• Input data:

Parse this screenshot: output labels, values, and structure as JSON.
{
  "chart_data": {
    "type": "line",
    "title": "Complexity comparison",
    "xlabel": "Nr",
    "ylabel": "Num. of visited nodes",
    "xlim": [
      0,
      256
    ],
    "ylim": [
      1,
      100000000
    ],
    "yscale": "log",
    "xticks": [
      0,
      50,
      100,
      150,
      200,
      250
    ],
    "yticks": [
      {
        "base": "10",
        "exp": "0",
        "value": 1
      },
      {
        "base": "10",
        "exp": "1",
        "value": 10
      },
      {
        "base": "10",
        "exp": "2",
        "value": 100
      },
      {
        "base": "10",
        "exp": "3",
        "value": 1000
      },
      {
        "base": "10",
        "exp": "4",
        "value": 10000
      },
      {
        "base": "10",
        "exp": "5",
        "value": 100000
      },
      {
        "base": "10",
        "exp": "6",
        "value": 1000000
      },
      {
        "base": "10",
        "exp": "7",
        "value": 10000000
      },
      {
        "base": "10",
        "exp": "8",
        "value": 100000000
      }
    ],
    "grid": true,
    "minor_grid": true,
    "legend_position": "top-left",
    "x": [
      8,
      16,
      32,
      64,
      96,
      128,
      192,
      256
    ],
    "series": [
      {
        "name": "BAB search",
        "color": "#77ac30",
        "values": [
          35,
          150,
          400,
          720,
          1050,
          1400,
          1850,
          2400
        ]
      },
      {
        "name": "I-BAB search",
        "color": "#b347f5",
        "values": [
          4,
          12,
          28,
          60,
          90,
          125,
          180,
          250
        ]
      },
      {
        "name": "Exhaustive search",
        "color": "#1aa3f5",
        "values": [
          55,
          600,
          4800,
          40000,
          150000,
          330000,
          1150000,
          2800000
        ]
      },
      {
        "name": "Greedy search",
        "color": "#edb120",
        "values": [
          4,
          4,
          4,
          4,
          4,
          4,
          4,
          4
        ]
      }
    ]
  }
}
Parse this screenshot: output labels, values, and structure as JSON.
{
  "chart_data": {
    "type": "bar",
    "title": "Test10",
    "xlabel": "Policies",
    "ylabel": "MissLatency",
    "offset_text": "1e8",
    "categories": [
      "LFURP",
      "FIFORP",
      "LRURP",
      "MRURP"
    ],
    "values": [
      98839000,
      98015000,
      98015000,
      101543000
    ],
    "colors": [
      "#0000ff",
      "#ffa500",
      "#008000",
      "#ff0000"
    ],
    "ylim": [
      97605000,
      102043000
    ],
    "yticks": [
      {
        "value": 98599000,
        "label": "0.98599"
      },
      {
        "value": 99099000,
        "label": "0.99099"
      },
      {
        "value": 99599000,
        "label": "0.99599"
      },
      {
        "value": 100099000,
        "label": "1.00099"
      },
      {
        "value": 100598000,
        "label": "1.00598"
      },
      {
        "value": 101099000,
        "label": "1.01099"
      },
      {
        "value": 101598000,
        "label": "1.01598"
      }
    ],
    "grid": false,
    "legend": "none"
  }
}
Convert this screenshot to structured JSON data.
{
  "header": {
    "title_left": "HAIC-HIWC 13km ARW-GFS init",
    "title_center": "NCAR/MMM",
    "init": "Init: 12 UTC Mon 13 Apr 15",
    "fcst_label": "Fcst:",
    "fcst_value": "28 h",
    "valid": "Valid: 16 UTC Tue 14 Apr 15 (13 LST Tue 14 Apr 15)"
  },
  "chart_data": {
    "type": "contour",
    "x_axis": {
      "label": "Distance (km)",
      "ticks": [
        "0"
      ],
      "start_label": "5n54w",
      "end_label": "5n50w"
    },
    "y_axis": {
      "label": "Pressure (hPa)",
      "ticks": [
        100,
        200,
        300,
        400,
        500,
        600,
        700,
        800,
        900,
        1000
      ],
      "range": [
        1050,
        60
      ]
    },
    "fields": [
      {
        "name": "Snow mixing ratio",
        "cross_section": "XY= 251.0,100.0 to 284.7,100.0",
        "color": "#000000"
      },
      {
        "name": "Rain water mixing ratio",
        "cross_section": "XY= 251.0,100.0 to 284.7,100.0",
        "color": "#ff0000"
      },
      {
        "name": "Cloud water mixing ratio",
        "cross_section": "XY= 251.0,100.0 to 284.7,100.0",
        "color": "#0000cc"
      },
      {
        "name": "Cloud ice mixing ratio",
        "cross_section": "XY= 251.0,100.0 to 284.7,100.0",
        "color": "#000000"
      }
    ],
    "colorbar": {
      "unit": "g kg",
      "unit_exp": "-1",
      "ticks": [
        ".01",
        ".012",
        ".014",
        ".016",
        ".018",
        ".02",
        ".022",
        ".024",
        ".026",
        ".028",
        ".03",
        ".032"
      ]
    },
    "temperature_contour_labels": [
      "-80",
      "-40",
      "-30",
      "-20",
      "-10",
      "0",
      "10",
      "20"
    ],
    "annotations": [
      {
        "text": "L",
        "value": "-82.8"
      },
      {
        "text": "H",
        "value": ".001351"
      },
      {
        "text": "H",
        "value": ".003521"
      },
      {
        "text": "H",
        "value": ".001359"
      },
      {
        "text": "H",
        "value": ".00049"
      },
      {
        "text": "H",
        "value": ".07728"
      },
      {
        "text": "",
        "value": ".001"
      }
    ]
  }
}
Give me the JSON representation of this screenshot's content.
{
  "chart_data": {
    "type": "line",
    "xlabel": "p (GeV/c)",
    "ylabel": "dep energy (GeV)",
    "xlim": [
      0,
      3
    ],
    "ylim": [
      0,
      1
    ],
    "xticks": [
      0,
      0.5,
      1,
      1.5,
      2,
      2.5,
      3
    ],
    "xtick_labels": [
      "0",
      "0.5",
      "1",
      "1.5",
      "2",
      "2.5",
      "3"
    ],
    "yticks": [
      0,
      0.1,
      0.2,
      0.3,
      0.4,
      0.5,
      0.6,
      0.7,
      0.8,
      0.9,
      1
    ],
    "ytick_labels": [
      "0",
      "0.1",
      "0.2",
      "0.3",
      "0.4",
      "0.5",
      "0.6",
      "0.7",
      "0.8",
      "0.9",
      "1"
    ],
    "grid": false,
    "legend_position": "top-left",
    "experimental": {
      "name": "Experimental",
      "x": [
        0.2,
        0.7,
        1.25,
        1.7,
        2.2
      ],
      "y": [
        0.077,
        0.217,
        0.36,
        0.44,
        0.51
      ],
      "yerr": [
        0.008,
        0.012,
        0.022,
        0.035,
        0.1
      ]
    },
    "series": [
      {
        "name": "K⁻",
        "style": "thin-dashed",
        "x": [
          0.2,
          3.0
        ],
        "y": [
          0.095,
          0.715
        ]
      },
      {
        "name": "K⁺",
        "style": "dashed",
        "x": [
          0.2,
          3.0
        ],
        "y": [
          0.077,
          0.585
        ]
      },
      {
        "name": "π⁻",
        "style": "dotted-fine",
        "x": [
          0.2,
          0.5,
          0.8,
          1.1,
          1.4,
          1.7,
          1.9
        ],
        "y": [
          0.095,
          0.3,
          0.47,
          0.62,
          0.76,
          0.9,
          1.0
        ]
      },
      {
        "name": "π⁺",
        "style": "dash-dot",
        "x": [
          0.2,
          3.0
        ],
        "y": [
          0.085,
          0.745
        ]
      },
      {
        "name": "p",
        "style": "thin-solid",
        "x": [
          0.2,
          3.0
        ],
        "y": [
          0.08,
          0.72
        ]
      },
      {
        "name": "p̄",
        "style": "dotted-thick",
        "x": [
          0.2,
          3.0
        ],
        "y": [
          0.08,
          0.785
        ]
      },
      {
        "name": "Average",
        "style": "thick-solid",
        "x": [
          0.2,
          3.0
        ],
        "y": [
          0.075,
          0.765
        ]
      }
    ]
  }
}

• What is needed: Please repeat the material above, word for word and in full.

• Reply to the task:
Parse this screenshot: output labels, values, and structure as JSON.
{
  "chart_data": {
    "type": "line",
    "title": "Complexity comparison",
    "xlabel": "Nr",
    "ylabel": "Num. of visited nodes",
    "xlim": [
      0,
      256
    ],
    "ylim": [
      1,
      100000000
    ],
    "yscale": "log",
    "xticks": [
      0,
      50,
      100,
      150,
      200,
      250
    ],
    "yticks": [
      {
        "base": "10",
        "exp": "0",
        "value": 1
      },
      {
        "base": "10",
        "exp": "1",
        "value": 10
      },
      {
        "base": "10",
        "exp": "2",
        "value": 100
      },
      {
        "base": "10",
        "exp": "3",
        "value": 1000
      },
      {
        "base": "10",
        "exp": "4",
        "value": 10000
      },
      {
        "base": "10",
        "exp": "5",
        "value": 100000
      },
      {
        "base": "10",
        "exp": "6",
        "value": 1000000
      },
      {
        "base": "10",
        "exp": "7",
        "value": 10000000
      },
      {
        "base": "10",
        "exp": "8",
        "value": 100000000
      }
    ],
    "grid": true,
    "minor_grid": true,
    "legend_position": "top-left",
    "x": [
      8,
      16,
      32,
      64,
      96,
      128,
      192,
      256
    ],
    "series": [
      {
        "name": "BAB search",
        "color": "#77ac30",
        "values": [
          35,
          150,
          400,
          720,
          1050,
          1400,
          1850,
          2400
        ]
      },
      {
        "name": "I-BAB search",
        "color": "#b347f5",
        "values": [
          4,
          12,
          28,
          60,
          90,
          125,
          180,
          250
        ]
      },
      {
        "name": "Exhaustive search",
        "color": "#1aa3f5",
        "values": [
          55,
          600,
          4800,
          40000,
          150000,
          330000,
          1150000,
          2800000
        ]
      },
      {
        "name": "Greedy search",
        "color": "#edb120",
        "values": [
          4,
          4,
          4,
          4,
          4,
          4,
          4,
          4
        ]
      }
    ]
  }
}
Parse this screenshot: output labels, values, and structure as JSON.
{
  "chart_data": {
    "type": "bar",
    "title": "Test10",
    "xlabel": "Policies",
    "ylabel": "MissLatency",
    "offset_text": "1e8",
    "categories": [
      "LFURP",
      "FIFORP",
      "LRURP",
      "MRURP"
    ],
    "values": [
      98839000,
      98015000,
      98015000,
      101543000
    ],
    "colors": [
      "#0000ff",
      "#ffa500",
      "#008000",
      "#ff0000"
    ],
    "ylim": [
      97605000,
      102043000
    ],
    "yticks": [
      {
        "value": 98599000,
        "label": "0.98599"
      },
      {
        "value": 99099000,
        "label": "0.99099"
      },
      {
        "value": 99599000,
        "label": "0.99599"
      },
      {
        "value": 100099000,
        "label": "1.00099"
      },
      {
        "value": 100598000,
        "label": "1.00598"
      },
      {
        "value": 101099000,
        "label": "1.01099"
      },
      {
        "value": 101598000,
        "label": "1.01598"
      }
    ],
    "grid": false,
    "legend": "none"
  }
}
Convert this screenshot to structured JSON data.
{
  "header": {
    "title_left": "HAIC-HIWC 13km ARW-GFS init",
    "title_center": "NCAR/MMM",
    "init": "Init: 12 UTC Mon 13 Apr 15",
    "fcst_label": "Fcst:",
    "fcst_value": "28 h",
    "valid": "Valid: 16 UTC Tue 14 Apr 15 (13 LST Tue 14 Apr 15)"
  },
  "chart_data": {
    "type": "contour",
    "x_axis": {
      "label": "Distance (km)",
      "ticks": [
        "0"
      ],
      "start_label": "5n54w",
      "end_label": "5n50w"
    },
    "y_axis": {
      "label": "Pressure (hPa)",
      "ticks": [
        100,
        200,
        300,
        400,
        500,
        600,
        700,
        800,
        900,
        1000
      ],
      "range": [
        1050,
        60
      ]
    },
    "fields": [
      {
        "name": "Snow mixing ratio",
        "cross_section": "XY= 251.0,100.0 to 284.7,100.0",
        "color": "#000000"
      },
      {
        "name": "Rain water mixing ratio",
        "cross_section": "XY= 251.0,100.0 to 284.7,100.0",
        "color": "#ff0000"
      },
      {
        "name": "Cloud water mixing ratio",
        "cross_section": "XY= 251.0,100.0 to 284.7,100.0",
        "color": "#0000cc"
      },
      {
        "name": "Cloud ice mixing ratio",
        "cross_section": "XY= 251.0,100.0 to 284.7,100.0",
        "color": "#000000"
      }
    ],
    "colorbar": {
      "unit": "g kg",
      "unit_exp": "-1",
      "ticks": [
        ".01",
        ".012",
        ".014",
        ".016",
        ".018",
        ".02",
        ".022",
        ".024",
        ".026",
        ".028",
        ".03",
        ".032"
      ]
    },
    "temperature_contour_labels": [
      "-80",
      "-40",
      "-30",
      "-20",
      "-10",
      "0",
      "10",
      "20"
    ],
    "annotations": [
      {
        "text": "L",
        "value": "-82.8"
      },
      {
        "text": "H",
        "value": ".001351"
      },
      {
        "text": "H",
        "value": ".003521"
      },
      {
        "text": "H",
        "value": ".001359"
      },
      {
        "text": "H",
        "value": ".00049"
      },
      {
        "text": "H",
        "value": ".07728"
      },
      {
        "text": "",
        "value": ".001"
      }
    ]
  }
}
Give me the JSON representation of this screenshot's content.
{
  "chart_data": {
    "type": "line",
    "xlabel": "p (GeV/c)",
    "ylabel": "dep energy (GeV)",
    "xlim": [
      0,
      3
    ],
    "ylim": [
      0,
      1
    ],
    "xticks": [
      0,
      0.5,
      1,
      1.5,
      2,
      2.5,
      3
    ],
    "xtick_labels": [
      "0",
      "0.5",
      "1",
      "1.5",
      "2",
      "2.5",
      "3"
    ],
    "yticks": [
      0,
      0.1,
      0.2,
      0.3,
      0.4,
      0.5,
      0.6,
      0.7,
      0.8,
      0.9,
      1
    ],
    "ytick_labels": [
      "0",
      "0.1",
      "0.2",
      "0.3",
      "0.4",
      "0.5",
      "0.6",
      "0.7",
      "0.8",
      "0.9",
      "1"
    ],
    "grid": false,
    "legend_position": "top-left",
    "experimental": {
      "name": "Experimental",
      "x": [
        0.2,
        0.7,
        1.25,
        1.7,
        2.2
      ],
      "y": [
        0.077,
        0.217,
        0.36,
        0.44,
        0.51
      ],
      "yerr": [
        0.008,
        0.012,
        0.022,
        0.035,
        0.1
      ]
    },
    "series": [
      {
        "name": "K⁻",
        "style": "thin-dashed",
        "x": [
          0.2,
          3.0
        ],
        "y": [
          0.095,
          0.715
        ]
      },
      {
        "name": "K⁺",
        "style": "dashed",
        "x": [
          0.2,
          3.0
        ],
        "y": [
          0.077,
          0.585
        ]
      },
      {
        "name": "π⁻",
        "style": "dotted-fine",
        "x": [
          0.2,
          0.5,
          0.8,
          1.1,
          1.4,
          1.7,
          1.9
        ],
        "y": [
          0.095,
          0.3,
          0.47,
          0.62,
          0.76,
          0.9,
          1.0
        ]
      },
      {
        "name": "π⁺",
        "style": "dash-dot",
        "x": [
          0.2,
          3.0
        ],
        "y": [
          0.085,
          0.745
        ]
      },
      {
        "name": "p",
        "style": "thin-solid",
        "x": [
          0.2,
          3.0
        ],
        "y": [
          0.08,
          0.72
        ]
      },
      {
        "name": "p̄",
        "style": "dotted-thick",
        "x": [
          0.2,
          3.0
        ],
        "y": [
          0.08,
          0.785
        ]
      },
      {
        "name": "Average",
        "style": "thick-solid",
        "x": [
          0.2,
          3.0
        ],
        "y": [
          0.075,
          0.765
        ]
      }
    ]
  }
}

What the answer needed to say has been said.